[Job]: Take each line that has the word "Fondo" and return it.

Stored records

** begin **

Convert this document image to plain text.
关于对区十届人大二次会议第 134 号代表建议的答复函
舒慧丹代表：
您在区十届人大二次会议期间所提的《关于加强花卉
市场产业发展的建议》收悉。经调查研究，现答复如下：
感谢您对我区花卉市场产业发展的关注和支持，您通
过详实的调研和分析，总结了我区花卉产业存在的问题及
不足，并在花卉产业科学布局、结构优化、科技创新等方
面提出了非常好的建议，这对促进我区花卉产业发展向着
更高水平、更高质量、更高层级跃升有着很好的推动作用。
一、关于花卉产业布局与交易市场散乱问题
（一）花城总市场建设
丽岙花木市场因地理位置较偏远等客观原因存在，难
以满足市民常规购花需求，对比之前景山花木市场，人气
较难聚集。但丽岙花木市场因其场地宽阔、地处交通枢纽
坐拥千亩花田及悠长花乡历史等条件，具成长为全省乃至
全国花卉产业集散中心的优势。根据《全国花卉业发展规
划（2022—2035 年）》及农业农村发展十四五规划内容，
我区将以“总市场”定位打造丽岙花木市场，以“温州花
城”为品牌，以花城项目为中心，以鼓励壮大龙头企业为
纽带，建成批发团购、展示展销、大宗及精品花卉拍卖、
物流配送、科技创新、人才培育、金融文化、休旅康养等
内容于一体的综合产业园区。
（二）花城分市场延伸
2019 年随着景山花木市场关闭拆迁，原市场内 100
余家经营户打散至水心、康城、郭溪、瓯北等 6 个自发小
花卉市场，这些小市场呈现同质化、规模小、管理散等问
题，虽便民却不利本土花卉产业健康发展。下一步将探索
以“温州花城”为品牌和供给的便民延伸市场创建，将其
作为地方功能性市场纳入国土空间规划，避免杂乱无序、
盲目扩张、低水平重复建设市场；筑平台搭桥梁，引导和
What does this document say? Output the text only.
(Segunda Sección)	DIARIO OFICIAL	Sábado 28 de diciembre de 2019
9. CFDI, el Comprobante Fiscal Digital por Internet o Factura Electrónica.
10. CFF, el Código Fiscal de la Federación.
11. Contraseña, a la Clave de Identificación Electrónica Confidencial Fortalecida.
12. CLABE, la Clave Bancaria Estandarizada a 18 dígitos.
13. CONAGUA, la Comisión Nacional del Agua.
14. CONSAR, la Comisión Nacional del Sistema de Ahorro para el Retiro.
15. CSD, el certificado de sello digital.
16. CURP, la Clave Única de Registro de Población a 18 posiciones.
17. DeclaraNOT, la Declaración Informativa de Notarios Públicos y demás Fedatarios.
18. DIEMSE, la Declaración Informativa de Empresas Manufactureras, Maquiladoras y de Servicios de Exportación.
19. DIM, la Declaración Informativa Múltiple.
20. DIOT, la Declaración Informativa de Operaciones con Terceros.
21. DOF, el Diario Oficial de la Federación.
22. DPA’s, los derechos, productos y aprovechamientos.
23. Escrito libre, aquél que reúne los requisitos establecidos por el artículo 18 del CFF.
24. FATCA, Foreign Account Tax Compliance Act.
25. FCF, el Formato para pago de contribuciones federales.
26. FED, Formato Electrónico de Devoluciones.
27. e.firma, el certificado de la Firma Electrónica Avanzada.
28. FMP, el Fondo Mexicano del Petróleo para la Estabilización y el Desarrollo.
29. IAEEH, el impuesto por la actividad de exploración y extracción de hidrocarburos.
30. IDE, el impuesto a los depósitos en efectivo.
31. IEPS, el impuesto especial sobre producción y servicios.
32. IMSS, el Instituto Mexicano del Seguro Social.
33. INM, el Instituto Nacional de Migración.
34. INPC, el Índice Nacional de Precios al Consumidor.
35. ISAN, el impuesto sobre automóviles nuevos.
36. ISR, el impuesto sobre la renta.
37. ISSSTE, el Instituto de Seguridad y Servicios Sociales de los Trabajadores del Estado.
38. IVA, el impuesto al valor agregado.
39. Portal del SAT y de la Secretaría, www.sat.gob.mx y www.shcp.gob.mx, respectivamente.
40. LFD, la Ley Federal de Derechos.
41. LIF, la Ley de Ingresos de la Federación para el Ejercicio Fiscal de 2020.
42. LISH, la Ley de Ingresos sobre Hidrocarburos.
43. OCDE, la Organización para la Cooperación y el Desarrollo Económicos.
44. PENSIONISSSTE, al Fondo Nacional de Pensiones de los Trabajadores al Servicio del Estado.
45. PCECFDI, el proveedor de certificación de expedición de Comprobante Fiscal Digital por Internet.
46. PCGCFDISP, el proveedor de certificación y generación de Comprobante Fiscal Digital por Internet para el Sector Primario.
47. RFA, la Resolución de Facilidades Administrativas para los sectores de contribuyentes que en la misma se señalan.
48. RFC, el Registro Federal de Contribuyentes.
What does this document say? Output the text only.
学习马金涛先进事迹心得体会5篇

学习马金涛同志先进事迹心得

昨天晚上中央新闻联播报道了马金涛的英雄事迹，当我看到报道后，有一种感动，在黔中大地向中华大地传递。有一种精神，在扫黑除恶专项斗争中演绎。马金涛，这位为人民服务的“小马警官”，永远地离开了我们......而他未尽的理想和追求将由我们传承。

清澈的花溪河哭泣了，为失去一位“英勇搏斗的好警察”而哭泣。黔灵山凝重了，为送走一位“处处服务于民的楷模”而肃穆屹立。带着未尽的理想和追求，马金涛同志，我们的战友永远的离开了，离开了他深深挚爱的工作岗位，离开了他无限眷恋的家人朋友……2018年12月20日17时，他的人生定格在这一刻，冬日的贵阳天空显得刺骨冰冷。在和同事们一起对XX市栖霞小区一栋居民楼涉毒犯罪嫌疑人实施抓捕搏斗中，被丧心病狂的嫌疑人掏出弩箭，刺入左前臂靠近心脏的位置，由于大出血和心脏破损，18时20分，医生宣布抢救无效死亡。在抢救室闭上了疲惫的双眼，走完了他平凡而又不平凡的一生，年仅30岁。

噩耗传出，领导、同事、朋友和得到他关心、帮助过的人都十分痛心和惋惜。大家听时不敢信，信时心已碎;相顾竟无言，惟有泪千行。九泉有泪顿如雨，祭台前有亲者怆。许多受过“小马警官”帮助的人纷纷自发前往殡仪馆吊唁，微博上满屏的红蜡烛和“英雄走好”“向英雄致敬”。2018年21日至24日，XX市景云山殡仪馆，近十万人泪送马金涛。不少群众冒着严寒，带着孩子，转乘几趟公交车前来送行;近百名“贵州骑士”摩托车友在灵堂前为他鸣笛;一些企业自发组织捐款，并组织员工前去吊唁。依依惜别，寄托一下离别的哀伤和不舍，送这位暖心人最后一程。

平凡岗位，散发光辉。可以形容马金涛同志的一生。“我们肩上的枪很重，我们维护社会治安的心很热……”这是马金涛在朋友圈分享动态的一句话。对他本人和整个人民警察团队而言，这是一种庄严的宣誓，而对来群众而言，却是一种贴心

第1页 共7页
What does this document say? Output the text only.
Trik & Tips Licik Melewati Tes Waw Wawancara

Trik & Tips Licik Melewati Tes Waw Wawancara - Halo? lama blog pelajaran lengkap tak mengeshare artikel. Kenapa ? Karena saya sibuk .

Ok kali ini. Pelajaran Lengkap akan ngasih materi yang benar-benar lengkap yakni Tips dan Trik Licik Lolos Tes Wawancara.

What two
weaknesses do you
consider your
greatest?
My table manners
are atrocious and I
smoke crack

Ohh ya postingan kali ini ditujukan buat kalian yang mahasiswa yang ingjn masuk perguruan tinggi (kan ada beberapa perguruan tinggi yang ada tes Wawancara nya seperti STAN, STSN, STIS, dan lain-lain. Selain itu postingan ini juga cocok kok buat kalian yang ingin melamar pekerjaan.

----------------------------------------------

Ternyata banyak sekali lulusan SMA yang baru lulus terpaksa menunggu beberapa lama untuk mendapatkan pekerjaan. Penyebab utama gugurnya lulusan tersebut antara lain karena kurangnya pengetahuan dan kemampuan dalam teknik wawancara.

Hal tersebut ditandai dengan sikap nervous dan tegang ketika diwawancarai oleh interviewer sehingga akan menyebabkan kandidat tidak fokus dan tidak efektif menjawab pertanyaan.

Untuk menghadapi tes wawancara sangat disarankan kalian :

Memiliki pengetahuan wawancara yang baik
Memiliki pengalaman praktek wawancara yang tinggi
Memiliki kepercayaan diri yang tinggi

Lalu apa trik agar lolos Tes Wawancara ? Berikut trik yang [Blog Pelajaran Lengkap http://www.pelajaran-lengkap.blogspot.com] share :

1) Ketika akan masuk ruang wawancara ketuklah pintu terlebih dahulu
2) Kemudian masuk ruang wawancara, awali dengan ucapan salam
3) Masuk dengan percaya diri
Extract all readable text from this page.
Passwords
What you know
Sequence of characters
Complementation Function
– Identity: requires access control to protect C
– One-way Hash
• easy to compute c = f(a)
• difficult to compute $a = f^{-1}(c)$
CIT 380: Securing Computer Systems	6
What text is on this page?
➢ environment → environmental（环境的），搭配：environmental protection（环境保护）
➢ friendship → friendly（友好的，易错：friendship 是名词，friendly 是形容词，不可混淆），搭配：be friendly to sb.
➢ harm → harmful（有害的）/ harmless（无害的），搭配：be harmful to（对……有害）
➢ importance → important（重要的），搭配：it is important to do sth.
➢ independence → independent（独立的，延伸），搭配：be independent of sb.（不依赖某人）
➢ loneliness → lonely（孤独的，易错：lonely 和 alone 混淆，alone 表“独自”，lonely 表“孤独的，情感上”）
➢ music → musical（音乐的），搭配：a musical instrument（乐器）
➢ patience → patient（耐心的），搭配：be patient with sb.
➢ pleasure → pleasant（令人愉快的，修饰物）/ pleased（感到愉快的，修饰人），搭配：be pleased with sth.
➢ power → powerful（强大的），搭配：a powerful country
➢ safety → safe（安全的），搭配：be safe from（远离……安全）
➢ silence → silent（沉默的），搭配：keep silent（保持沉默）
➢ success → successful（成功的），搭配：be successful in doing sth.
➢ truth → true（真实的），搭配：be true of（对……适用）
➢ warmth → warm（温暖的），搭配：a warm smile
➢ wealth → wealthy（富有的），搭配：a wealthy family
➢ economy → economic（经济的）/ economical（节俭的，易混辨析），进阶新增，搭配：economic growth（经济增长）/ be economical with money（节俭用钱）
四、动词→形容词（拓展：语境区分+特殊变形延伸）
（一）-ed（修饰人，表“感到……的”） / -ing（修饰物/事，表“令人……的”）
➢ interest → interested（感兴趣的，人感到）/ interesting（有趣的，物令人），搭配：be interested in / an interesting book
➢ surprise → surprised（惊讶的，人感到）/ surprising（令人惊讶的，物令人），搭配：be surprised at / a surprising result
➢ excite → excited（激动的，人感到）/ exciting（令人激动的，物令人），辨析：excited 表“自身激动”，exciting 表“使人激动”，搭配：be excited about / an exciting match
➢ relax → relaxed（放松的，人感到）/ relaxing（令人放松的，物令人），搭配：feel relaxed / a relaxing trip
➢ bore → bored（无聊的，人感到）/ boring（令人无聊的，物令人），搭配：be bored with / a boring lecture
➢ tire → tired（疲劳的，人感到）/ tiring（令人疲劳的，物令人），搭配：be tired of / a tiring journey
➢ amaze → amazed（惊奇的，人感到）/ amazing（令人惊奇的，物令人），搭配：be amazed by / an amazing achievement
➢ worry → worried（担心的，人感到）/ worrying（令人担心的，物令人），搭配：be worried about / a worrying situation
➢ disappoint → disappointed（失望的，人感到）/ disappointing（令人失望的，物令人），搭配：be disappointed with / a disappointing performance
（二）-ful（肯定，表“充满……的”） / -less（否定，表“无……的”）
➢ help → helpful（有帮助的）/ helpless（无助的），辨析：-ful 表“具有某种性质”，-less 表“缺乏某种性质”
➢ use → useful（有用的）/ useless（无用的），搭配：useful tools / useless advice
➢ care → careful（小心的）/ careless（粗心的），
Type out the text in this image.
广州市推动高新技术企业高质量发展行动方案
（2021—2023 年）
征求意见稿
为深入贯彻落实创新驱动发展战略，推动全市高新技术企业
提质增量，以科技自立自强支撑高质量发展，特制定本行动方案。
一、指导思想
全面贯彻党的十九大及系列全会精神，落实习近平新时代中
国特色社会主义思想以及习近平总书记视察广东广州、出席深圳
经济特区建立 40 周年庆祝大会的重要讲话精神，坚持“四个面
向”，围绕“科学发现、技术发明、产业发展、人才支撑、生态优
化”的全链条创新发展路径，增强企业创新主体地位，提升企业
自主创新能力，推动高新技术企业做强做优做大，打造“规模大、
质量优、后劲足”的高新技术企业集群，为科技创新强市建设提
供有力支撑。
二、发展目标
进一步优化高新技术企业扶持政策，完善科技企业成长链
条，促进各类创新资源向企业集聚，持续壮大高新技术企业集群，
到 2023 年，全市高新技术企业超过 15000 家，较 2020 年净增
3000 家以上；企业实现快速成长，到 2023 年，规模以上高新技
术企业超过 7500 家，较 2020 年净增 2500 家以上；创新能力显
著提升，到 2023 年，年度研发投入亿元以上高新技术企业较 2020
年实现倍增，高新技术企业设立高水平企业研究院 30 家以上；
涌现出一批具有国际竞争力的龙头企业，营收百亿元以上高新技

** end **

[Response below]:
28. FMP, el Fondo Mexicano del Petróleo para la Estabilización y el Desarrollo.
44. PENSIONISSSTE, al Fondo Nacional de Pensiones de los Trabajadores al Servicio del Estado.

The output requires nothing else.